WORK INSTRUCTIONS =>
1. According to the commentary on Sri Lankan politics, why did voters disregard the moral musings of Dr. N. M. Perera and Dr. Colvin R de Silva?
2. In the commentary on Sri Lankan politics, how many years does the writer say they spent in Canada?
3. Rewrite the commentary on Sri Lankan politics from "The rampant nonsense" to "and their hangers-on.", switching "rampant" for "widespread".

───── TEXT PASSAGE

The rampant nonsense that passes for public discourse in Sri Lanka media appears to be bought and paid for, often literally, by politicians and their hangers-on.

If there is a villain of the piece in recent Sri Lankan history it is “Yankee Dick” Jayewardene and I say this as someone who, with a young family, became political refugees from the only land they could call home, thanks to Sirima Bandaranaike and Hector Kobbekaduwa. That said, there was a significant core of UNP supporters who always viewed J. R. Jayewardene and his ambitions and political philosophy with suspicion.

1977 provided him with an unbelievable opportunity of setting in place a “dog-eat-dog,” “devil-take-the-hindmost” brand of capitalism sans the leavening of principle, ethics, morality or anything resembling those philosophical concepts.

Many friends who lived through the years of J.R.’s hegemony who had welcomed his ascent in the first place, lived to rue the day they began working for him.

The moral musings of Dr. N. M. Perera and Dr. Colvin R de Silva, even when considered logical by many, were disregarded by a voting population who had “had it up to here” with the “family socialism” of Sirima Bandaranaike and her clan to which the alleged Trotskyists and Stalinists had contributed until their falling out occurred.

While I could only observe the performance of JRJ from the other side of the world, literally, you didn’t have to be any kind of political pundit to anticipate where his brand of democratic capitalism would ultimately take the country. No matter how seemingly irrational and badly-timed the second Janata Vimukthi Peramuna (JVP) and the insurrection of the Liberation Tigers of Tamil Eelam (LTTE) might have seemed, those responses were inevitable given JR’s prior politico/philosophical history.

That Premadasa, warts and all, was the most representative of the broad Sri Lankan population is something that cannot be denied in the cold light of day. Ruthless, he might have been, but the overall thrust of his governance was egalitarian. I am still bemused by the jubilation that resulted at the time of his assassination by a suicide bomber. I happened to have been in Sri Lanka on one of my infrequent visits during the 30+ years I spent in Canada and distinctly remember the huge number of firecrackers that were lit in jubilation on that May Day!

The majority of rural folk who are my primary associates since my return and were old enough to remember R. Premadasa’s political career, now often express chagrin at any happiness or satisfaction they might have expressed at the time of the man’s murder!

──────────
───── LISTED RECORDS

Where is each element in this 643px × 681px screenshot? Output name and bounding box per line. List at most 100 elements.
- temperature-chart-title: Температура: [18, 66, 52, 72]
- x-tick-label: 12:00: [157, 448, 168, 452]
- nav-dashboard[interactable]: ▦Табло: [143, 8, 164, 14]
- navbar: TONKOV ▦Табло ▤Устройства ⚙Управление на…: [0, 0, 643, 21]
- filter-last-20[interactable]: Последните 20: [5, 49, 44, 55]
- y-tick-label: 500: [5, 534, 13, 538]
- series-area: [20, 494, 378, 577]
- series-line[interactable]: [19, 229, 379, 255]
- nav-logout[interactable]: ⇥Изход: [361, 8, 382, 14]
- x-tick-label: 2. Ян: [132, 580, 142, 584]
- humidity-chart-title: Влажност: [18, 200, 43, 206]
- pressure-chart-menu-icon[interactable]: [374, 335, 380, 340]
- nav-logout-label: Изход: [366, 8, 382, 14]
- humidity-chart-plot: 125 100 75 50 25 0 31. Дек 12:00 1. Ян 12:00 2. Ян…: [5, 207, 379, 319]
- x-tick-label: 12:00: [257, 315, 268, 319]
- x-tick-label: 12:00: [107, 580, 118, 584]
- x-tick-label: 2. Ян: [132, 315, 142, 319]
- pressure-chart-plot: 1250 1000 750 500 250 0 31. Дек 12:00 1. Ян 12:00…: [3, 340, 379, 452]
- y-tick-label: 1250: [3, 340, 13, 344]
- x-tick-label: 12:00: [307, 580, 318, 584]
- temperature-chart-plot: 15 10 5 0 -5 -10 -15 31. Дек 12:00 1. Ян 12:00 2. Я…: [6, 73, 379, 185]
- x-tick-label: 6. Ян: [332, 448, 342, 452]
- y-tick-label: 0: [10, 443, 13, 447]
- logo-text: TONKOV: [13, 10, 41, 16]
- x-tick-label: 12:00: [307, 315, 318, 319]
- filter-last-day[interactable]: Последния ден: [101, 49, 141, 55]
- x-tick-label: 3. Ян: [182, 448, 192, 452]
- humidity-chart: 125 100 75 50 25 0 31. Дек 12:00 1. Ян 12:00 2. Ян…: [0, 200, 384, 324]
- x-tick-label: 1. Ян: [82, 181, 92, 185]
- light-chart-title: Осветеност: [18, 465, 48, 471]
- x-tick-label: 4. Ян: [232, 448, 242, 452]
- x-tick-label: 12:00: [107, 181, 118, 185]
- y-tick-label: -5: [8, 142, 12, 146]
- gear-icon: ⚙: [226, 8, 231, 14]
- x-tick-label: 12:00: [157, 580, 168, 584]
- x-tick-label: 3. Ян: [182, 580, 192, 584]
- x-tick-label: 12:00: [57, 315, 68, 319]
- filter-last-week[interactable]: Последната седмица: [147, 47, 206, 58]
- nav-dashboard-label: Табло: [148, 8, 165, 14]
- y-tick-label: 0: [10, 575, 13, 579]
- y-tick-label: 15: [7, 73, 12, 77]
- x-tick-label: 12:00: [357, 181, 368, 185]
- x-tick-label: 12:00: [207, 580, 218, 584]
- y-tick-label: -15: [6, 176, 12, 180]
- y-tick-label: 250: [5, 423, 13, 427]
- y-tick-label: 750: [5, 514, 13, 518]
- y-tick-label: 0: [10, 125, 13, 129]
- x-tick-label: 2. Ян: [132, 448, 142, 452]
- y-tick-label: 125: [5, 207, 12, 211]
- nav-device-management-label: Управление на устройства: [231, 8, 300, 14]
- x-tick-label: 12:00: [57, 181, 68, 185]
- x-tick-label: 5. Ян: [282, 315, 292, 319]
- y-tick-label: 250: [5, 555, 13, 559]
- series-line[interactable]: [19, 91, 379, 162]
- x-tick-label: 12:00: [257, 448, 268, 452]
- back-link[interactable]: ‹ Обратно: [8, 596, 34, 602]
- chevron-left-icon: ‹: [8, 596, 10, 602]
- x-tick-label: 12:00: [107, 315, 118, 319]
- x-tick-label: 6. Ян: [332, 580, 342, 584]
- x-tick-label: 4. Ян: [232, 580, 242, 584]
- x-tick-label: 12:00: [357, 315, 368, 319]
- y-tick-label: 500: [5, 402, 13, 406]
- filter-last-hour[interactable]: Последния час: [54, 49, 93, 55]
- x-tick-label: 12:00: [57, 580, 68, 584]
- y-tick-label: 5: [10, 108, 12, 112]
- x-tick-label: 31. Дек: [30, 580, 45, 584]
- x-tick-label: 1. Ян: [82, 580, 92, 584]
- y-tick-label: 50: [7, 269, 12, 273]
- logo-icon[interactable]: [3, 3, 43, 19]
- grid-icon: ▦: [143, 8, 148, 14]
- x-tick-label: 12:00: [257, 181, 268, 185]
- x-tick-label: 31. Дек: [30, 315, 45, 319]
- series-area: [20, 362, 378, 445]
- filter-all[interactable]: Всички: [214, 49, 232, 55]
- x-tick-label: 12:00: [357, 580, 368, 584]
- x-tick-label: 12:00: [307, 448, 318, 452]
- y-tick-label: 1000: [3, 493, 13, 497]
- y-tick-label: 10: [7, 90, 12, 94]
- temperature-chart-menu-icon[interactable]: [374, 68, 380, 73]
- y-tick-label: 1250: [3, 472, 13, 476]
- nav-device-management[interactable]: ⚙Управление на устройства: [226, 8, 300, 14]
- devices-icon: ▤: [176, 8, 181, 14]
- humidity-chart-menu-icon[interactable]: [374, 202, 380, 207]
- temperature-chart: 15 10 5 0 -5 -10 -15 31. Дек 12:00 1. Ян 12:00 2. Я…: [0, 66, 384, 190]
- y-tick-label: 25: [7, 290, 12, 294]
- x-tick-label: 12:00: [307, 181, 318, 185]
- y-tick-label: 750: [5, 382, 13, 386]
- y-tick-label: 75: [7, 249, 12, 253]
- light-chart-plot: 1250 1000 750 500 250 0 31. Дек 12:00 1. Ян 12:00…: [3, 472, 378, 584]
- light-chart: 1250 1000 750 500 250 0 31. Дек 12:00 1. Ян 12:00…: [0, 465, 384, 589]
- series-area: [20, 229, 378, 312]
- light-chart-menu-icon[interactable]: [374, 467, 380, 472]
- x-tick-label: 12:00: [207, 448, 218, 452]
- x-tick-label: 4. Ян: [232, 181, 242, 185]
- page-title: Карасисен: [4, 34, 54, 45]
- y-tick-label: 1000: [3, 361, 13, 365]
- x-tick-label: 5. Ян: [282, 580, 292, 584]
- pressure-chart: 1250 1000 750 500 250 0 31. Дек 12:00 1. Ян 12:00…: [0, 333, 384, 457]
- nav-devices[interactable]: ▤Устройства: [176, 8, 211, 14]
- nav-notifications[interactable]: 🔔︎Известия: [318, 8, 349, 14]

──────────

RESULTS BY TASK =>
1. Voters disregarded them because they had "had it up to here" with the "family socialism" of Sirima Bandaranaike and her clan. The alleged Trotskyists and Stalinists had contributed to that government until their falling out.

2. The writer spent more than 30 years in Canada.

3.
The widespread nonsense that passes for public discourse in Sri Lanka media appears to be bought and paid for, often literally, by politicians and their hangers-on.